* Problem details:
Please give the count of lines holding the string "source" and nothing besides.

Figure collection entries
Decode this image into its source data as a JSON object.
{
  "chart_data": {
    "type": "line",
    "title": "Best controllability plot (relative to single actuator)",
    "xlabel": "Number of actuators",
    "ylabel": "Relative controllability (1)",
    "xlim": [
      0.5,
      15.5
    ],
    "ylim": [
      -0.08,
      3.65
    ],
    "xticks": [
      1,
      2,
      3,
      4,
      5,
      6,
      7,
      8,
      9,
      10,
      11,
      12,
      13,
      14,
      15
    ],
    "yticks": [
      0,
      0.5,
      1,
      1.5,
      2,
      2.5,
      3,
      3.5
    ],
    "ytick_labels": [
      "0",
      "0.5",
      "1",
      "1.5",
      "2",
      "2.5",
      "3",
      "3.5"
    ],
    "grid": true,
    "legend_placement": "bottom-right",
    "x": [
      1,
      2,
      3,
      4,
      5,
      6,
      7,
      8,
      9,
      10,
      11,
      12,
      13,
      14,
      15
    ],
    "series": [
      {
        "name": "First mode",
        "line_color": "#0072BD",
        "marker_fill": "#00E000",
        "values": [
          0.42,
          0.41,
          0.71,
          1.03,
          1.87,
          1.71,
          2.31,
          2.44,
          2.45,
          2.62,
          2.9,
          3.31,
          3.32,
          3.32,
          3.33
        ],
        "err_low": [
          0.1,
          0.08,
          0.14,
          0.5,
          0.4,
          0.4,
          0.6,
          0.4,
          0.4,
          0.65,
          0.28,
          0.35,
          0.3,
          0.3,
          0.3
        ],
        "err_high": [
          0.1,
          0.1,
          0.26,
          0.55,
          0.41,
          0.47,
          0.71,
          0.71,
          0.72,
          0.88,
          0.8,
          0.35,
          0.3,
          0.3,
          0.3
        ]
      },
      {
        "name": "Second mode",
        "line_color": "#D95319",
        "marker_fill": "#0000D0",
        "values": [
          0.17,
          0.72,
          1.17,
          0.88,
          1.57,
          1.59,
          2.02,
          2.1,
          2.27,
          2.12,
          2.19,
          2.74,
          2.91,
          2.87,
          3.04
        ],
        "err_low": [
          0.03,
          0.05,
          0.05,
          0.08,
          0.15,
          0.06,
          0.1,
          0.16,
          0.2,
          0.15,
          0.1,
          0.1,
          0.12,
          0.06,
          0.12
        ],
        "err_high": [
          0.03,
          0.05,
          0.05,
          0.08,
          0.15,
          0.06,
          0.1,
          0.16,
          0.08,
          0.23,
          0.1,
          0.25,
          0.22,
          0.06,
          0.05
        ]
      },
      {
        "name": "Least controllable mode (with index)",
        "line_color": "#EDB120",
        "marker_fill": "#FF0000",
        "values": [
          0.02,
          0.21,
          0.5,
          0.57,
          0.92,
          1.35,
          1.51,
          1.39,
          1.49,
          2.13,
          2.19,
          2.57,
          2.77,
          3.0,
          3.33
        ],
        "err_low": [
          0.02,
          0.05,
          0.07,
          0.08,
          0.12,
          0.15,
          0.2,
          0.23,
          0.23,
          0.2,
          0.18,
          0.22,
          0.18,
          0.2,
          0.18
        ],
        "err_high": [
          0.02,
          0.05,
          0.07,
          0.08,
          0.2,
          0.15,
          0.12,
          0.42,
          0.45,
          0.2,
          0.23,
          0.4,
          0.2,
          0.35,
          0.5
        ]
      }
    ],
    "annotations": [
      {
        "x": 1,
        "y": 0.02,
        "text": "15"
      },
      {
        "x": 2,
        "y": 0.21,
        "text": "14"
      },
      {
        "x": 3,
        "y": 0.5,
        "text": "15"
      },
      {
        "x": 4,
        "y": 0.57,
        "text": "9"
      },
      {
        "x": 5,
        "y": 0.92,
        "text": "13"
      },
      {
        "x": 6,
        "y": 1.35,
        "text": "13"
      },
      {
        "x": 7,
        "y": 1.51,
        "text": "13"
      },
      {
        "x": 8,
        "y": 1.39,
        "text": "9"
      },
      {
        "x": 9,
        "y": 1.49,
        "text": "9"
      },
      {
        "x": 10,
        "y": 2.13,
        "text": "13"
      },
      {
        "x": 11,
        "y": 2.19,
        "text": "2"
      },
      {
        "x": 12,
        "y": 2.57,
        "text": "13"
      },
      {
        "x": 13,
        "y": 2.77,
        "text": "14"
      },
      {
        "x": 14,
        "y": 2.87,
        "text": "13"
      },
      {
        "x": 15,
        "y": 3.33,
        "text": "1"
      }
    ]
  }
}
---
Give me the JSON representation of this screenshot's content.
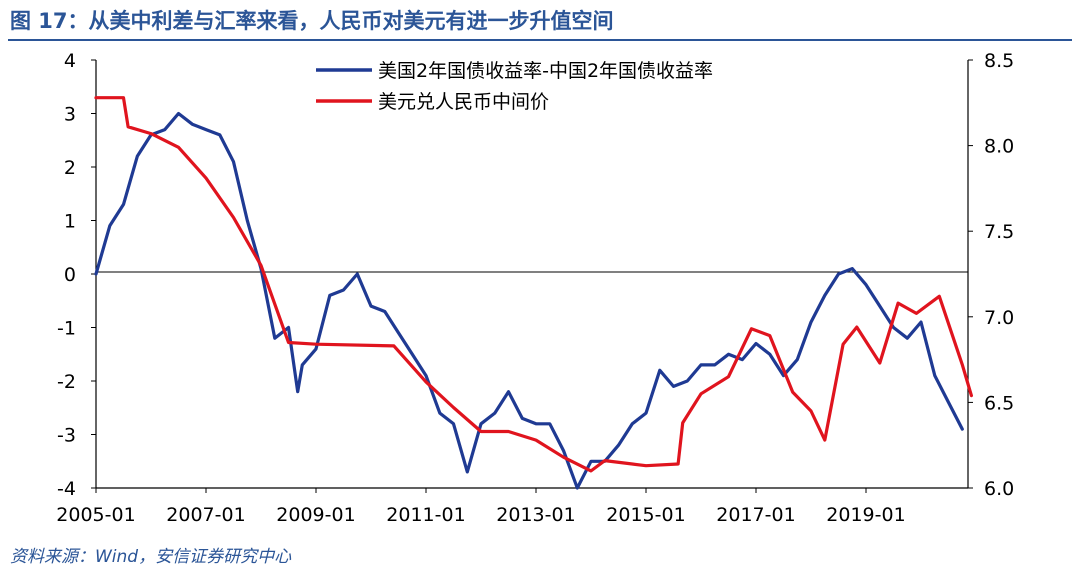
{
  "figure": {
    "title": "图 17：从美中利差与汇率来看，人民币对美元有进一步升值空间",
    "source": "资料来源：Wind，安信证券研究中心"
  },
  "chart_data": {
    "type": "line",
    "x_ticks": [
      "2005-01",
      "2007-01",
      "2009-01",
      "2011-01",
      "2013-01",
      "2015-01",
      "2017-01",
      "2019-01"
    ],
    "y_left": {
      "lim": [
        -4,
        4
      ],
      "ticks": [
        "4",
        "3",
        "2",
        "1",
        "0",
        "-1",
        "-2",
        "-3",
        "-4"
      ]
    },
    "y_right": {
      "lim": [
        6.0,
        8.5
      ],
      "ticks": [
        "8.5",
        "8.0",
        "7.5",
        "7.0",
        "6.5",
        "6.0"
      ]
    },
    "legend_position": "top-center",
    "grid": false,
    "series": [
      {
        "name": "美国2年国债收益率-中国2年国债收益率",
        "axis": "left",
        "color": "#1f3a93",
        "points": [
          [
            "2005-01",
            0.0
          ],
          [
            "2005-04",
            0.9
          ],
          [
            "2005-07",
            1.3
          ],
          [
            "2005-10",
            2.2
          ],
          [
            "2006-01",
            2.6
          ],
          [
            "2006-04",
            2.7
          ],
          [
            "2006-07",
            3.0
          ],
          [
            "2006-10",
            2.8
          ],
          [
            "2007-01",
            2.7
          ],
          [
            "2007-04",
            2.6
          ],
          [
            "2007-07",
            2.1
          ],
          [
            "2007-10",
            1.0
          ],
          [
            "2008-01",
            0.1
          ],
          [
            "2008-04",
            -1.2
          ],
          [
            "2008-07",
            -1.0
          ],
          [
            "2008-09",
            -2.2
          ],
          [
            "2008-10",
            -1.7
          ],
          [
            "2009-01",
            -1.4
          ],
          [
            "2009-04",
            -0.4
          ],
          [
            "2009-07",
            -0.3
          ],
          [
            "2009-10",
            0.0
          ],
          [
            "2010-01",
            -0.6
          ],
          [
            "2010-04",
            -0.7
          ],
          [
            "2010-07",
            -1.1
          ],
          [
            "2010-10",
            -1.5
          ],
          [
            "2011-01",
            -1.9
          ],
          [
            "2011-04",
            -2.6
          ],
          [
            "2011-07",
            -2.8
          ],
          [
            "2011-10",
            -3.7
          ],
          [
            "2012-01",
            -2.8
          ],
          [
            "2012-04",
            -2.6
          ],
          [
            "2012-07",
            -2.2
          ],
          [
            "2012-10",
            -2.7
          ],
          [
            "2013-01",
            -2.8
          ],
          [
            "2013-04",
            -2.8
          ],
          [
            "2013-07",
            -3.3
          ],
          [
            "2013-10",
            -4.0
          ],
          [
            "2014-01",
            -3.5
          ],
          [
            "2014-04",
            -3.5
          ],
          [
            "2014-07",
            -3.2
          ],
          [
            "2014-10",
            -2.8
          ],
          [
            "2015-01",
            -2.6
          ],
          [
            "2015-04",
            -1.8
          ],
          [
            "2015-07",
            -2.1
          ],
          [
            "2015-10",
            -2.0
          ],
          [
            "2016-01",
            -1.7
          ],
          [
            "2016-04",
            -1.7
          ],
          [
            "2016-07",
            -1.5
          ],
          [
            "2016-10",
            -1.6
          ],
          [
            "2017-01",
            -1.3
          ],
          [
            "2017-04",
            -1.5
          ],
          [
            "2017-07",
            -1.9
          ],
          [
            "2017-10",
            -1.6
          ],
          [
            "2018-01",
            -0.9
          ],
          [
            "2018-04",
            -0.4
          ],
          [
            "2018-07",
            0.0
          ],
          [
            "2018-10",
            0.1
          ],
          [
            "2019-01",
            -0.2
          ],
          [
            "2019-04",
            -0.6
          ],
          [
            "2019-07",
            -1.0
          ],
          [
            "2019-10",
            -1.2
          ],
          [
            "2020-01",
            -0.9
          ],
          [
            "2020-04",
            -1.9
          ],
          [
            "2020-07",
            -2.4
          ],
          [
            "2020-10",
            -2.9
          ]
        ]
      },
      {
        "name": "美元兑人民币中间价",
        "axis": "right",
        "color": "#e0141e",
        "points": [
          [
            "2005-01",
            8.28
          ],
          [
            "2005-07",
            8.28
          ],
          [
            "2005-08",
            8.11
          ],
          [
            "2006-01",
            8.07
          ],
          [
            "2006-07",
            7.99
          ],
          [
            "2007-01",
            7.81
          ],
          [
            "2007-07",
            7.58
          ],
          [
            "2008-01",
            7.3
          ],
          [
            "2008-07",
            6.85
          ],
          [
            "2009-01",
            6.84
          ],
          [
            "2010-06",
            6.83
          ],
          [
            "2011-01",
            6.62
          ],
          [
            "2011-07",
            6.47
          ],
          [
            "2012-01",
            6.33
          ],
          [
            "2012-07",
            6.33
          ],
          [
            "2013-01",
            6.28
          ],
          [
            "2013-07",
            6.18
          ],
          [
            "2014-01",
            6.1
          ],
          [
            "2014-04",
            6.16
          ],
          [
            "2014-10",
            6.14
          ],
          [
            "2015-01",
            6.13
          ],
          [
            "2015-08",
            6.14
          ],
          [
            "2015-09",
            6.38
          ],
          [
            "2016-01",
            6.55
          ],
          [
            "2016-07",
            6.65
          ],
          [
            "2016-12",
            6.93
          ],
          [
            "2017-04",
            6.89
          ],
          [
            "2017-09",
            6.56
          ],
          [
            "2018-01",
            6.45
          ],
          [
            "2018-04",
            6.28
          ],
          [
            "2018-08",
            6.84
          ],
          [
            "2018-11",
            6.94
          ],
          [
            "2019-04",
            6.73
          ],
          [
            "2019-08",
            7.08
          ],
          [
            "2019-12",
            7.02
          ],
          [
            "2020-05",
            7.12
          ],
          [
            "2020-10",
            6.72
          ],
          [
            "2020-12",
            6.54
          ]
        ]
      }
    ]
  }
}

* Exercise result:
2